### [TASK BRIEF]
Everything in the listing except the pictures should be written out exactly.

### [GIVEN RECORDS]
********
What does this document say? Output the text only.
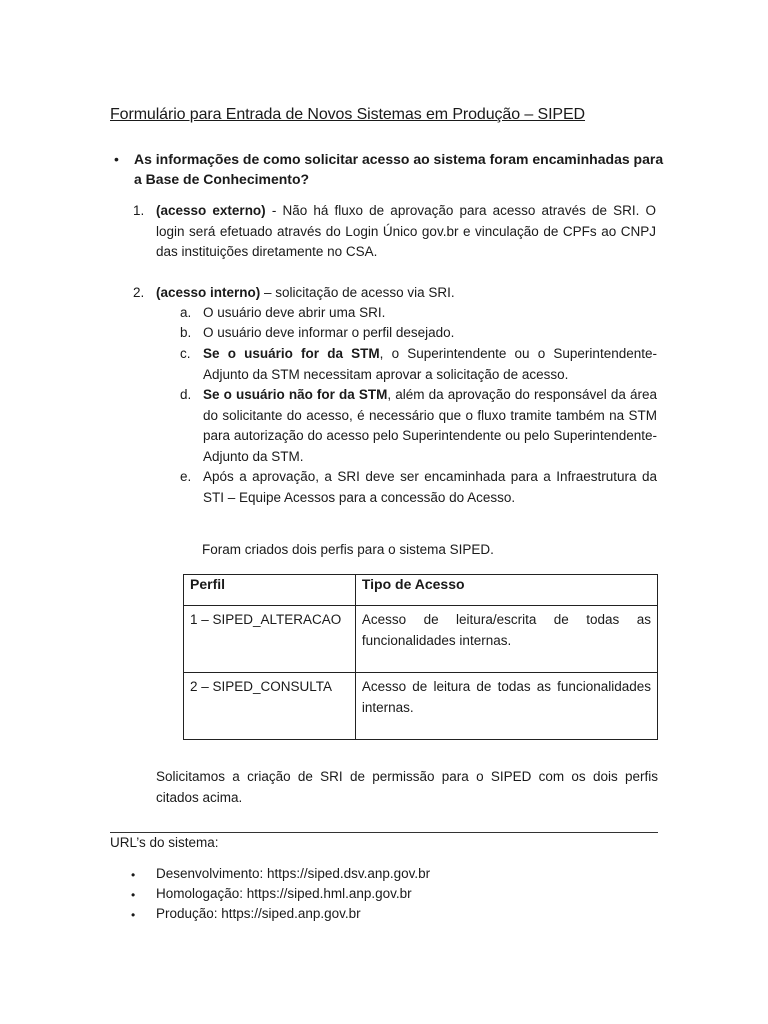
Formulário para Entrada de Novos Sistemas em Produção – SIPED
• As informações de como solicitar acesso ao sistema foram encaminhadas para a Base de Conhecimento?
1. (acesso externo) - Não há fluxo de aprovação para acesso através de SRI. O login será efetuado através do Login Único gov.br e vinculação de CPFs ao CNPJ das instituições diretamente no CSA.
2. (acesso interno) – solicitação de acesso via SRI.
a. O usuário deve abrir uma SRI.
b. O usuário deve informar o perfil desejado.
c. Se o usuário for da STM, o Superintendente ou o Superintendente-Adjunto da STM necessitam aprovar a solicitação de acesso.
d. Se o usuário não for da STM, além da aprovação do responsável da área do solicitante do acesso, é necessário que o fluxo tramite também na STM para autorização do acesso pelo Superintendente ou pelo Superintendente-Adjunto da STM.
e. Após a aprovação, a SRI deve ser encaminhada para a Infraestrutura da STI – Equipe Acessos para a concessão do Acesso.
Foram criados dois perfis para o sistema SIPED.
Perfil	Tipo de Acesso
1 – SIPED_ALTERACAO	Acesso de leitura/escrita de todas as funcionalidades internas.
2 – SIPED_CONSULTA	Acesso de leitura de todas as funcionalidades internas.
Solicitamos a criação de SRI de permissão para o SIPED com os dois perfis citados acima.
URL’s do sistema:
• Desenvolvimento: https://siped.dsv.anp.gov.br
• Homologação: https://siped.hml.anp.gov.br
• Produção: https://siped.anp.gov.br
********
### [ANSWER TO THIS EXERCISE]
What does this document say? Output the text only.
Formulário para Entrada de Novos Sistemas em Produção – SIPED
• As informações de como solicitar acesso ao sistema foram encaminhadas para a Base de Conhecimento?
1. (acesso externo) - Não há fluxo de aprovação para acesso através de SRI. O login será efetuado através do Login Único gov.br e vinculação de CPFs ao CNPJ das instituições diretamente no CSA.
2. (acesso interno) – solicitação de acesso via SRI.
a. O usuário deve abrir uma SRI.
b. O usuário deve informar o perfil desejado.
c. Se o usuário for da STM, o Superintendente ou o Superintendente-Adjunto da STM necessitam aprovar a solicitação de acesso.
d. Se o usuário não for da STM, além da aprovação do responsável da área do solicitante do acesso, é necessário que o fluxo tramite também na STM para autorização do acesso pelo Superintendente ou pelo Superintendente-Adjunto da STM.
e. Após a aprovação, a SRI deve ser encaminhada para a Infraestrutura da STI – Equipe Acessos para a concessão do Acesso.
Foram criados dois perfis para o sistema SIPED.
Perfil	Tipo de Acesso
1 – SIPED_ALTERACAO	Acesso de leitura/escrita de todas as funcionalidades internas.
2 – SIPED_CONSULTA	Acesso de leitura de todas as funcionalidades internas.
Solicitamos a criação de SRI de permissão para o SIPED com os dois perfis citados acima.
URL’s do sistema:
• Desenvolvimento: https://siped.dsv.anp.gov.br
• Homologação: https://siped.hml.anp.gov.br
• Produção: https://siped.anp.gov.br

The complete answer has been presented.